Dataset records —
★ ★ ★ ★
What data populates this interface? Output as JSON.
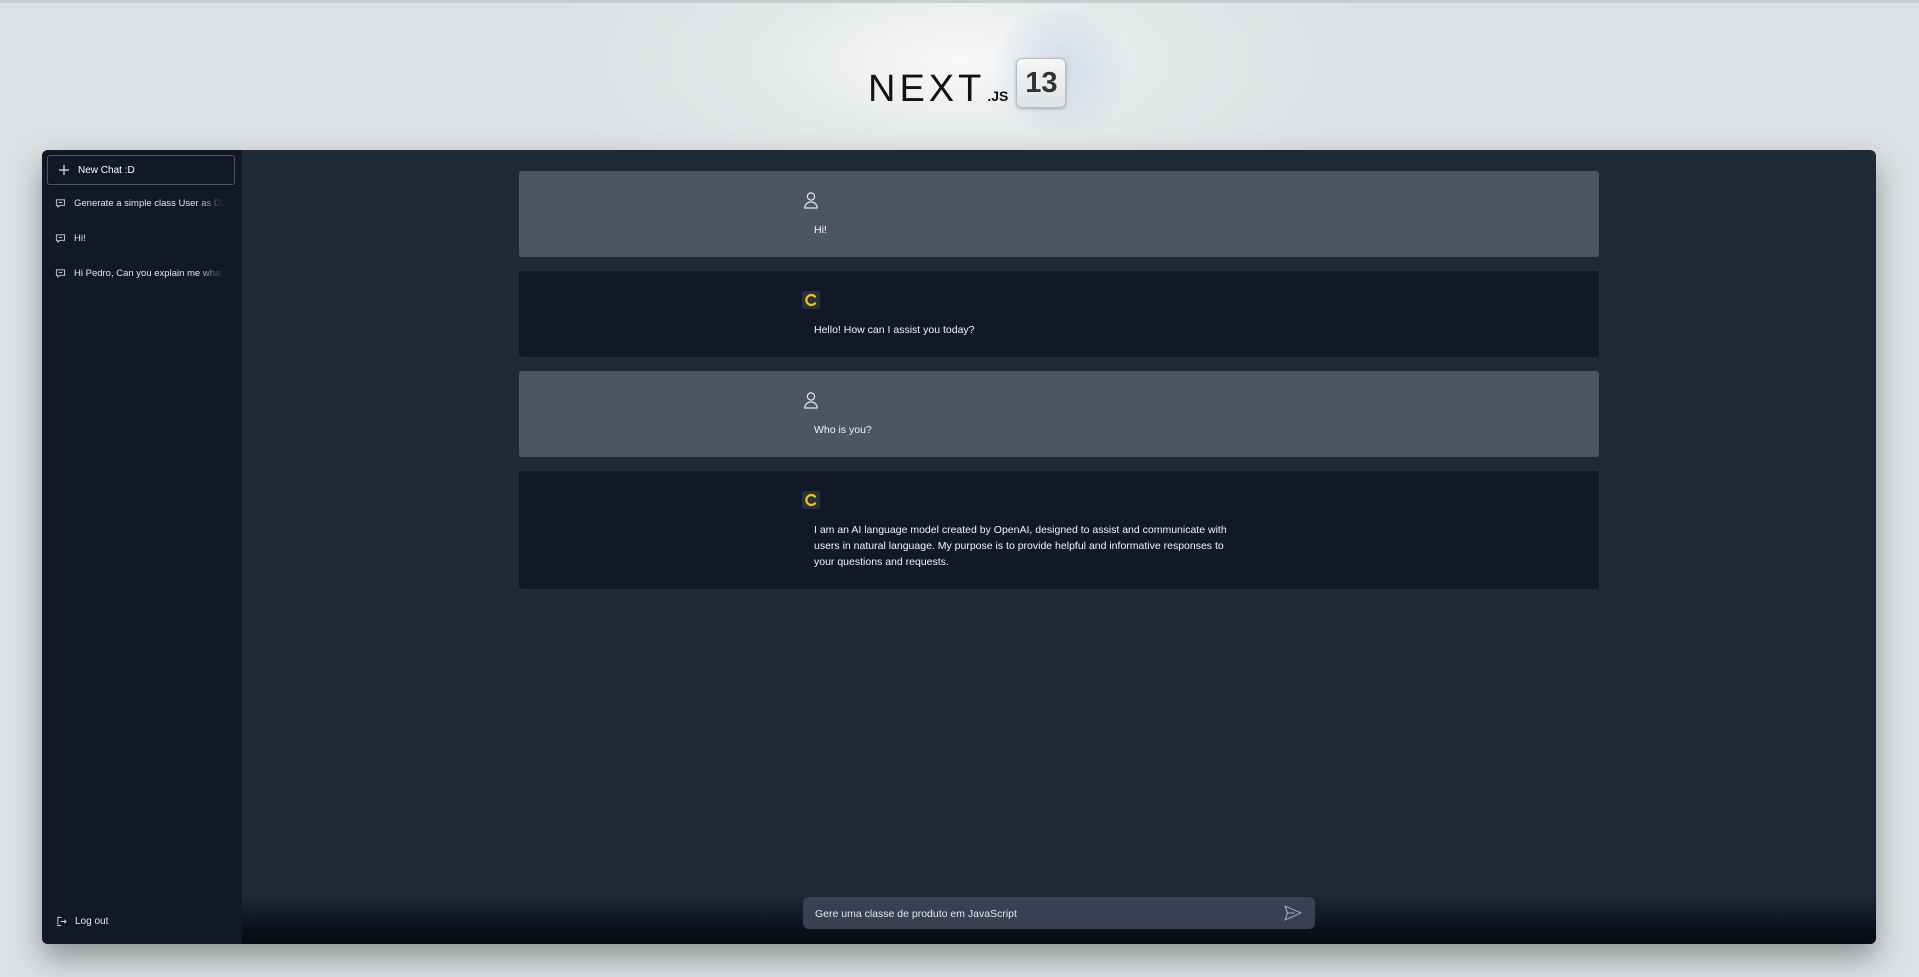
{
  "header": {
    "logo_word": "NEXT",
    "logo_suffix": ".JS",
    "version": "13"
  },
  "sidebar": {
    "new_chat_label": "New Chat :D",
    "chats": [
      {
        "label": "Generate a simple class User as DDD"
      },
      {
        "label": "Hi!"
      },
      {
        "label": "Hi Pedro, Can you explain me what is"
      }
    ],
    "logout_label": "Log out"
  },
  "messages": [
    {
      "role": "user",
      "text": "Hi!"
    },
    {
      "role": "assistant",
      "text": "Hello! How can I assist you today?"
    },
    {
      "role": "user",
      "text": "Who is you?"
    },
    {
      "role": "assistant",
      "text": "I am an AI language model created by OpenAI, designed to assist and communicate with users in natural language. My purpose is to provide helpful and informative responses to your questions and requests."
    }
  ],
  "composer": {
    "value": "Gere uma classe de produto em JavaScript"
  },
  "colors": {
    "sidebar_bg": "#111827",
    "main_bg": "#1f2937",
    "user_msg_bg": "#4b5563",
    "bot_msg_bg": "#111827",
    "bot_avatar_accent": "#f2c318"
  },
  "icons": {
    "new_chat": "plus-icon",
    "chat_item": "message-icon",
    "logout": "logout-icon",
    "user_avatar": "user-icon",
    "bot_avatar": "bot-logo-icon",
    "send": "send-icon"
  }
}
★ ★ ★ ★
Exercise instructions —
Except for the pictures, copy every line of the records above exactly.

Complete output —
What data populates this interface? Output as JSON.
{
  "header": {
    "logo_word": "NEXT",
    "logo_suffix": ".JS",
    "version": "13"
  },
  "sidebar": {
    "new_chat_label": "New Chat :D",
    "chats": [
      {
        "label": "Generate a simple class User as DDD"
      },
      {
        "label": "Hi!"
      },
      {
        "label": "Hi Pedro, Can you explain me what is"
      }
    ],
    "logout_label": "Log out"
  },
  "messages": [
    {
      "role": "user",
      "text": "Hi!"
    },
    {
      "role": "assistant",
      "text": "Hello! How can I assist you today?"
    },
    {
      "role": "user",
      "text": "Who is you?"
    },
    {
      "role": "assistant",
      "text": "I am an AI language model created by OpenAI, designed to assist and communicate with users in natural language. My purpose is to provide helpful and informative responses to your questions and requests."
    }
  ],
  "composer": {
    "value": "Gere uma classe de produto em JavaScript"
  },
  "colors": {
    "sidebar_bg": "#111827",
    "main_bg": "#1f2937",
    "user_msg_bg": "#4b5563",
    "bot_msg_bg": "#111827",
    "bot_avatar_accent": "#f2c318"
  },
  "icons": {
    "new_chat": "plus-icon",
    "chat_item": "message-icon",
    "logout": "logout-icon",
    "user_avatar": "user-icon",
    "bot_avatar": "bot-logo-icon",
    "send": "send-icon"
  }
}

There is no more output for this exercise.